*** RAW DATA ***

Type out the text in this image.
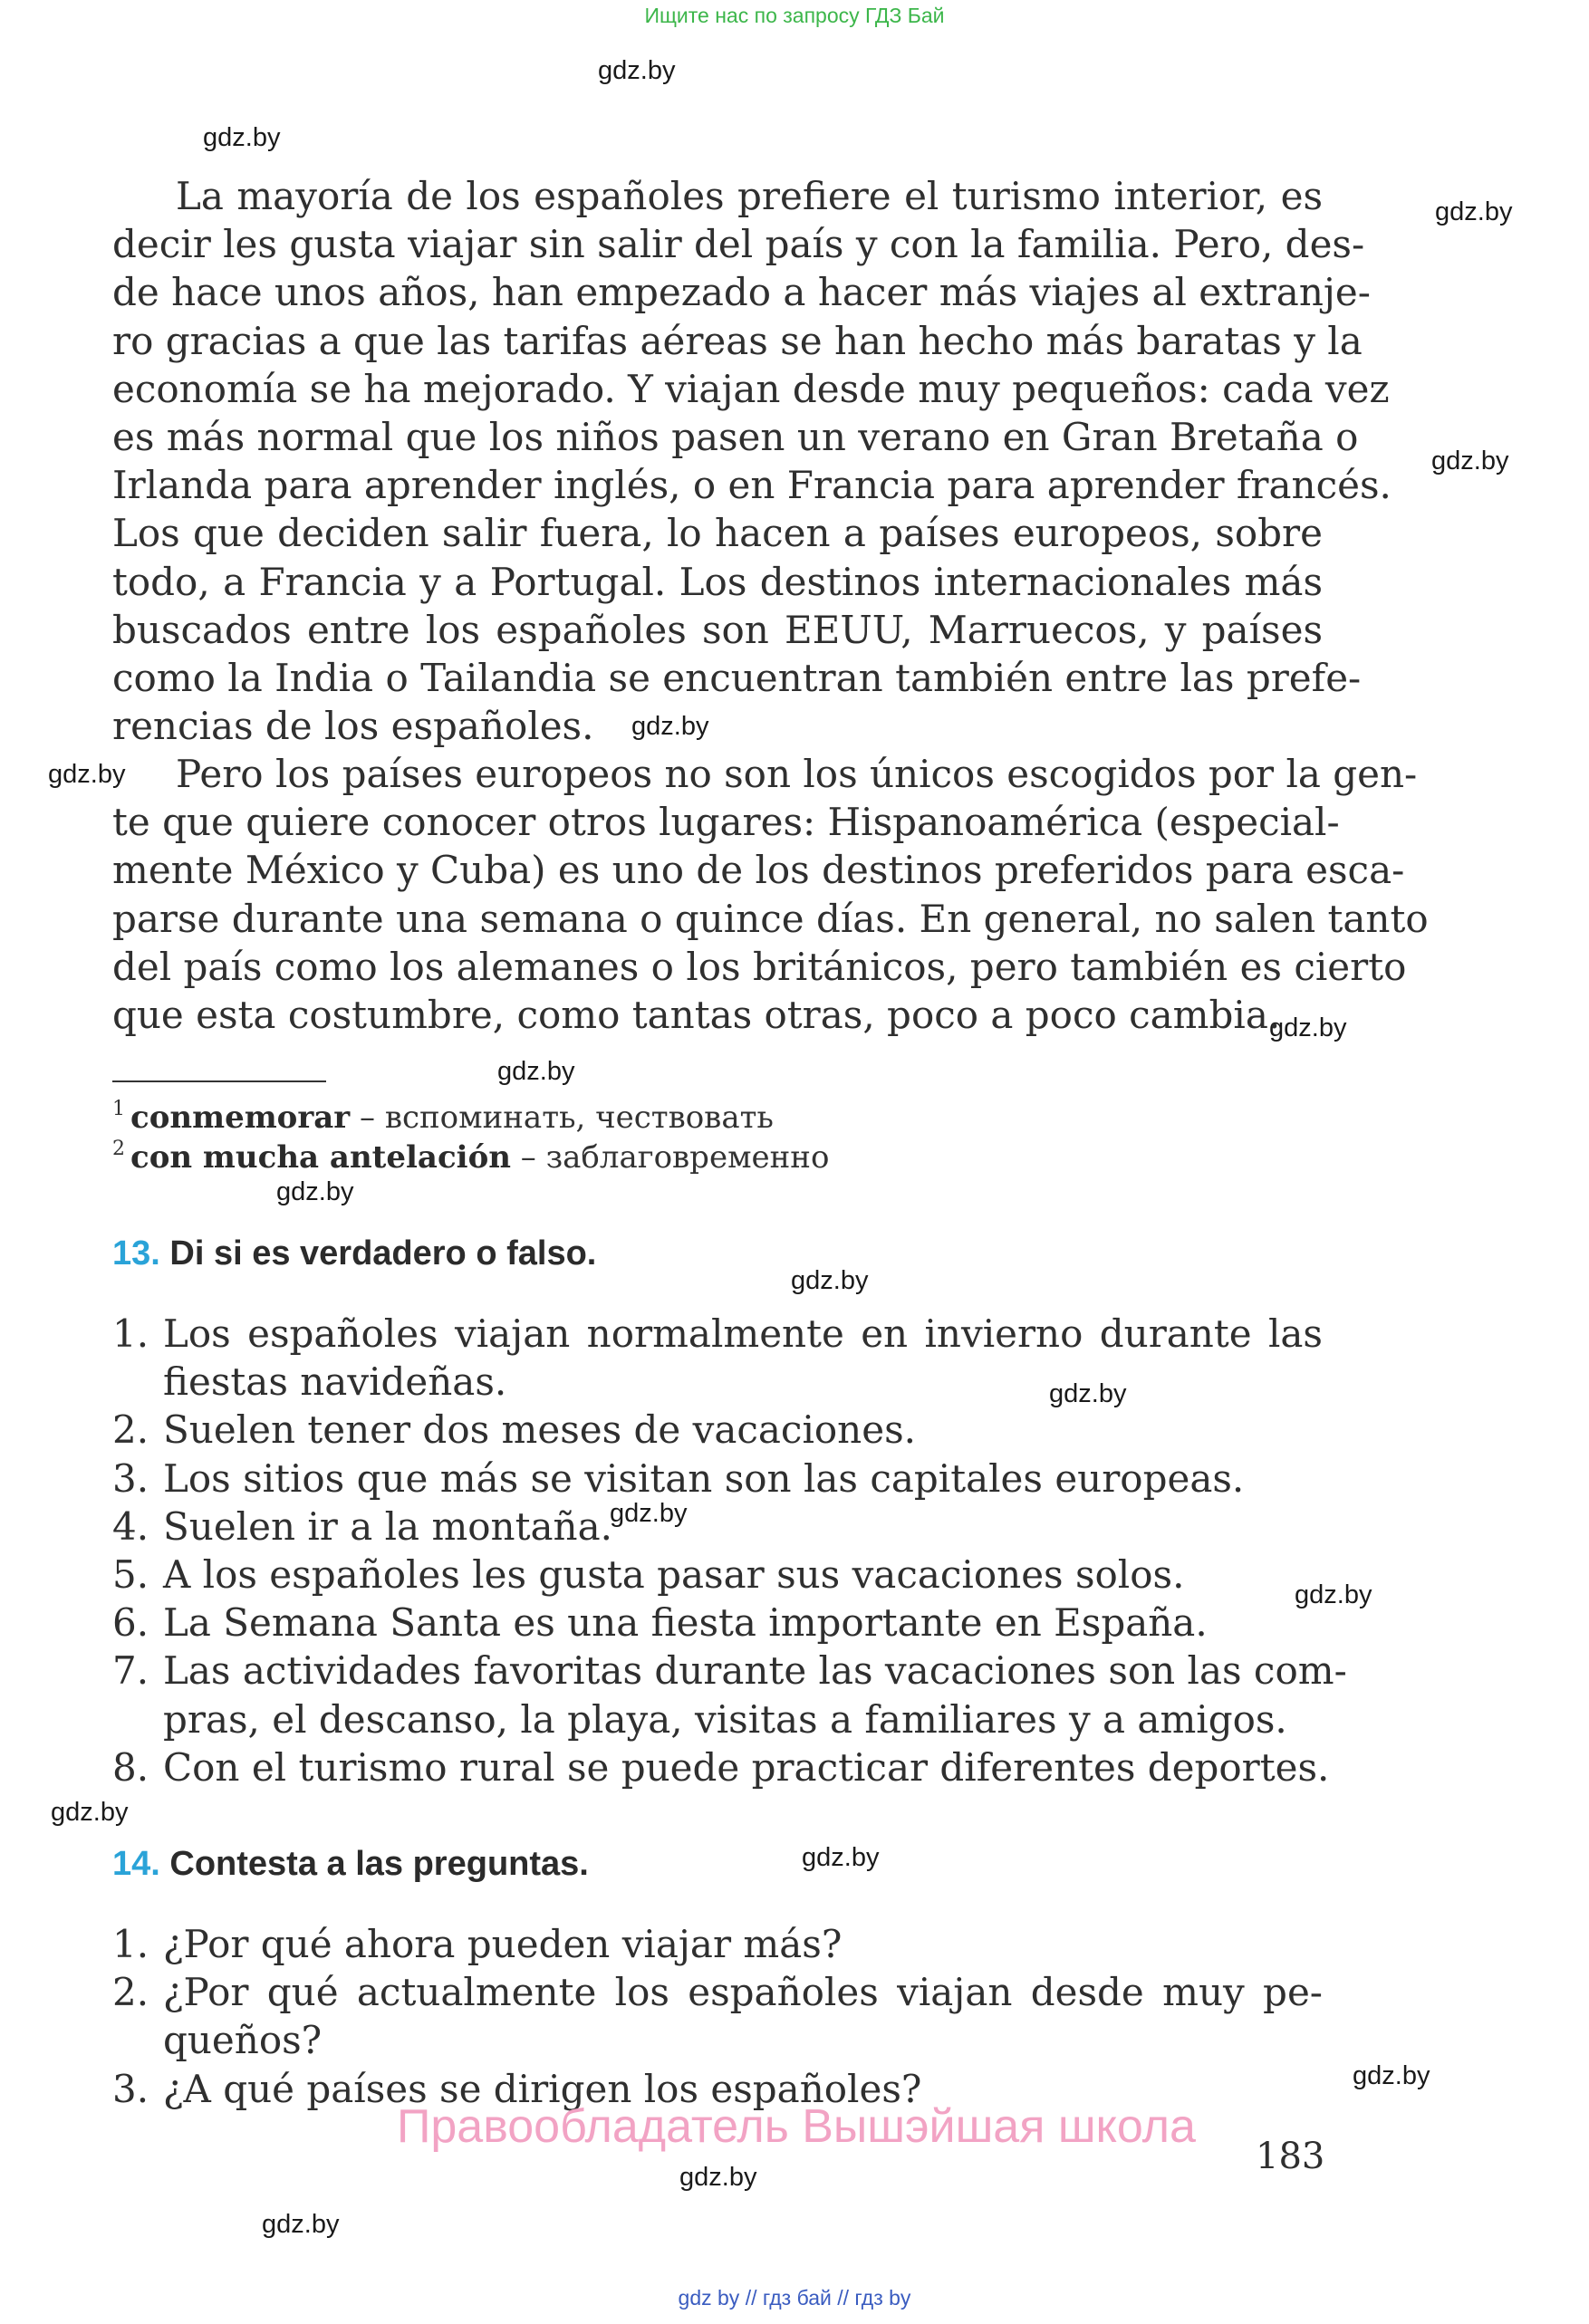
Ищите нас по запросу ГДЗ Бай
gdz.by
gdz.by
gdz.by
gdz.by
gdz.by
gdz.by
gdz.by
gdz.by
gdz.by
gdz.by
gdz.by
gdz.by
gdz.by
gdz.by
gdz.by
gdz.by
gdz.by
gdz.by
La mayoría de los españoles prefiere el turismo interior, es
decir les gusta viajar sin salir del país y con la familia. Pero, des-
de hace unos años, han empezado a hacer más viajes al extranje-
ro gracias a que las tarifas aéreas se han hecho más baratas y la
economía se ha mejorado. Y viajan desde muy pequeños: cada vez
es más normal que los niños pasen un verano en Gran Bretaña o
Irlanda para aprender inglés, o en Francia para aprender francés.
Los que deciden salir fuera, lo hacen a países europeos, sobre
todo, a Francia y a Portugal. Los destinos internacionales más
buscados entre los españoles son EEUU, Marruecos, y países
como la India o Tailandia se encuentran también entre las prefe-
rencias de los españoles.
Pero los países europeos no son los únicos escogidos por la gen-
te que quiere conocer otros lugares: Hispanoamérica (especial-
mente México y Cuba) es uno de los destinos preferidos para esca-
parse durante una semana o quince días. En general, no salen tanto
del país como los alemanes o los británicos, pero también es cierto
que esta costumbre, como tantas otras, poco a poco cambia.
$^1$ conmemorar – вспоминать, чествовать
$^2$ con mucha antelación – заблаговременно
13. Di si es verdadero o falso.
1. Los españoles viajan normalmente en invierno durante las
fiestas navideñas.
2. Suelen tener dos meses de vacaciones.
3. Los sitios que más se visitan son las capitales europeas.
4. Suelen ir a la montaña.
5. A los españoles les gusta pasar sus vacaciones solos.
6. La Semana Santa es una fiesta importante en España.
7. Las actividades favoritas durante las vacaciones son las com-
pras, el descanso, la playa, visitas a familiares y a amigos.
8. Con el turismo rural se puede practicar diferentes deportes.
14. Contesta a las preguntas.
1. ¿Por qué ahora pueden viajar más?
2. ¿Por qué actualmente los españoles viajan desde muy pe-
queños?
3. ¿A qué países se dirigen los españoles?
Правообладатель Вышэйшая школа
183
gdz by // гдз бай // гдз by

***

WHAT YOU ARE ASKED TO DO >> Tally up the lines of the listing containing the word "Suelen". Give only the total.

EXERCISE OUTPUT >> 2